- Instruction
Could you retype every one of the rows below without changing a single character?

- Supplied data
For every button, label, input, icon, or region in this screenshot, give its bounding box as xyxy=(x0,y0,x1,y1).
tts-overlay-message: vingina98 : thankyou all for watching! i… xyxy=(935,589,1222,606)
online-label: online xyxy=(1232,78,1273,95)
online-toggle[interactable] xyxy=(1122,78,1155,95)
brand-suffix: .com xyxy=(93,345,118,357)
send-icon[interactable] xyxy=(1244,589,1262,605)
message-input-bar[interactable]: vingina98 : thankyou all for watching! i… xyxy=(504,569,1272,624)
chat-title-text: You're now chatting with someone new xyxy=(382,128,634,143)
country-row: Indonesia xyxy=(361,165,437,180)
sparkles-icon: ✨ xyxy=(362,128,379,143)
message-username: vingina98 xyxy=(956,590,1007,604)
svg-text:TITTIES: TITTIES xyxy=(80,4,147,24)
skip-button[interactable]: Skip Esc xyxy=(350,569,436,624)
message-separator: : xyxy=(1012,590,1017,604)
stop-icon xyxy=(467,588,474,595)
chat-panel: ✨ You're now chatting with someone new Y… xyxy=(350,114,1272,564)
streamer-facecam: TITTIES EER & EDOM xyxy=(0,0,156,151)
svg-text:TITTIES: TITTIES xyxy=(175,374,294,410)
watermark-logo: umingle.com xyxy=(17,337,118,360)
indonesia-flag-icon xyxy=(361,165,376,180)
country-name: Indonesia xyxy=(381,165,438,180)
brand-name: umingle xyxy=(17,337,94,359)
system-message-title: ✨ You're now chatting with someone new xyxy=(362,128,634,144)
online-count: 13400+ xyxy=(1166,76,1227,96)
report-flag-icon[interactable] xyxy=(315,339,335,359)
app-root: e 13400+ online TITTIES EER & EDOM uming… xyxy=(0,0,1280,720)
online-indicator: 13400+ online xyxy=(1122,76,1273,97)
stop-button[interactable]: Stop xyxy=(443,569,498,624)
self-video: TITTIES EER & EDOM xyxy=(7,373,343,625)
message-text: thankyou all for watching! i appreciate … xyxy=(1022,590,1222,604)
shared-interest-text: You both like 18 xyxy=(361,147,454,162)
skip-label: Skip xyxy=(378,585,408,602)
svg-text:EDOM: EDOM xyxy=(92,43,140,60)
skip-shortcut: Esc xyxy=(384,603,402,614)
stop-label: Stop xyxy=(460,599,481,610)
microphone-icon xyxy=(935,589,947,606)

- Written solution
For every button, label, input, icon, or region in this screenshot, give its bounding box as xyxy=(x0,y0,x1,y1).
tts-overlay-message: vingina98 : thankyou all for watching! i… xyxy=(935,589,1222,606)
online-label: online xyxy=(1232,78,1273,95)
online-toggle[interactable] xyxy=(1122,78,1155,95)
brand-suffix: .com xyxy=(93,345,118,357)
send-icon[interactable] xyxy=(1244,589,1262,605)
message-input-bar[interactable]: vingina98 : thankyou all for watching! i… xyxy=(504,569,1272,624)
chat-title-text: You're now chatting with someone new xyxy=(382,128,634,143)
country-row: Indonesia xyxy=(361,165,437,180)
sparkles-icon: ✨ xyxy=(362,128,379,143)
message-username: vingina98 xyxy=(956,590,1007,604)
svg-text:TITTIES: TITTIES xyxy=(80,4,147,24)
skip-button[interactable]: Skip Esc xyxy=(350,569,436,624)
message-separator: : xyxy=(1012,590,1017,604)
stop-icon xyxy=(467,588,474,595)
chat-panel: ✨ You're now chatting with someone new Y… xyxy=(350,114,1272,564)
streamer-facecam: TITTIES EER & EDOM xyxy=(0,0,156,151)
svg-text:TITTIES: TITTIES xyxy=(175,374,294,410)
watermark-logo: umingle.com xyxy=(17,337,118,360)
indonesia-flag-icon xyxy=(361,165,376,180)
country-name: Indonesia xyxy=(381,165,438,180)
brand-name: umingle xyxy=(17,337,94,359)
system-message-title: ✨ You're now chatting with someone new xyxy=(362,128,634,144)
online-count: 13400+ xyxy=(1166,76,1227,96)
report-flag-icon[interactable] xyxy=(315,339,335,359)
app-root: e 13400+ online TITTIES EER & EDOM uming… xyxy=(0,0,1280,720)
online-indicator: 13400+ online xyxy=(1122,76,1273,97)
stop-button[interactable]: Stop xyxy=(443,569,498,624)
self-video: TITTIES EER & EDOM xyxy=(7,373,343,625)
message-text: thankyou all for watching! i appreciate … xyxy=(1022,590,1222,604)
shared-interest-text: You both like 18 xyxy=(361,147,454,162)
skip-label: Skip xyxy=(378,585,408,602)
svg-text:EDOM: EDOM xyxy=(92,43,140,60)
skip-shortcut: Esc xyxy=(384,603,402,614)
stop-label: Stop xyxy=(460,599,481,610)
microphone-icon xyxy=(935,589,947,606)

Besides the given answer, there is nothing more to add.